> _GIVEN RECORDS_:
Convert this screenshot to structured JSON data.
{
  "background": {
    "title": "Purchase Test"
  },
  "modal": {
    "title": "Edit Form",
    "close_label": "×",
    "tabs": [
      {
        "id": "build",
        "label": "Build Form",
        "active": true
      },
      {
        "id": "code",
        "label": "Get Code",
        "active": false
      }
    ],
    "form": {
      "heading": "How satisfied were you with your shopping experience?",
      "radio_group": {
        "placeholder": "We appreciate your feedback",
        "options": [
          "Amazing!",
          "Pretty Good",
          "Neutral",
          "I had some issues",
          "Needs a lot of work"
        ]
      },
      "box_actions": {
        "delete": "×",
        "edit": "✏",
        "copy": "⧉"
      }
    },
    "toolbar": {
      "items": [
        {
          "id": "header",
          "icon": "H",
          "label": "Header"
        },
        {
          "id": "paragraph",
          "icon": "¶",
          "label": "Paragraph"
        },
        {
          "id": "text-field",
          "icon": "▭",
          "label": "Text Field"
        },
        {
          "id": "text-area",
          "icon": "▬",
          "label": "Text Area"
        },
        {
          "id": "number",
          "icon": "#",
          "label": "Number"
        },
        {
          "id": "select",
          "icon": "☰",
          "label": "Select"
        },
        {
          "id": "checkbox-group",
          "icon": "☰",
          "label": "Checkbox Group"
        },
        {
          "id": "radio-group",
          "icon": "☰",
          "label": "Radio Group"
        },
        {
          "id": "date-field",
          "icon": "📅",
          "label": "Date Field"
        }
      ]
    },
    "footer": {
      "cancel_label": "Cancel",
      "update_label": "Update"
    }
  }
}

> _REQUEST_: Copy out the whole listing, exactly as written.

> _RESPONSE TO THIS EXERCISE_:
Convert this screenshot to structured JSON data.
{
  "background": {
    "title": "Purchase Test"
  },
  "modal": {
    "title": "Edit Form",
    "close_label": "×",
    "tabs": [
      {
        "id": "build",
        "label": "Build Form",
        "active": true
      },
      {
        "id": "code",
        "label": "Get Code",
        "active": false
      }
    ],
    "form": {
      "heading": "How satisfied were you with your shopping experience?",
      "radio_group": {
        "placeholder": "We appreciate your feedback",
        "options": [
          "Amazing!",
          "Pretty Good",
          "Neutral",
          "I had some issues",
          "Needs a lot of work"
        ]
      },
      "box_actions": {
        "delete": "×",
        "edit": "✏",
        "copy": "⧉"
      }
    },
    "toolbar": {
      "items": [
        {
          "id": "header",
          "icon": "H",
          "label": "Header"
        },
        {
          "id": "paragraph",
          "icon": "¶",
          "label": "Paragraph"
        },
        {
          "id": "text-field",
          "icon": "▭",
          "label": "Text Field"
        },
        {
          "id": "text-area",
          "icon": "▬",
          "label": "Text Area"
        },
        {
          "id": "number",
          "icon": "#",
          "label": "Number"
        },
        {
          "id": "select",
          "icon": "☰",
          "label": "Select"
        },
        {
          "id": "checkbox-group",
          "icon": "☰",
          "label": "Checkbox Group"
        },
        {
          "id": "radio-group",
          "icon": "☰",
          "label": "Radio Group"
        },
        {
          "id": "date-field",
          "icon": "📅",
          "label": "Date Field"
        }
      ]
    },
    "footer": {
      "cancel_label": "Cancel",
      "update_label": "Update"
    }
  }
}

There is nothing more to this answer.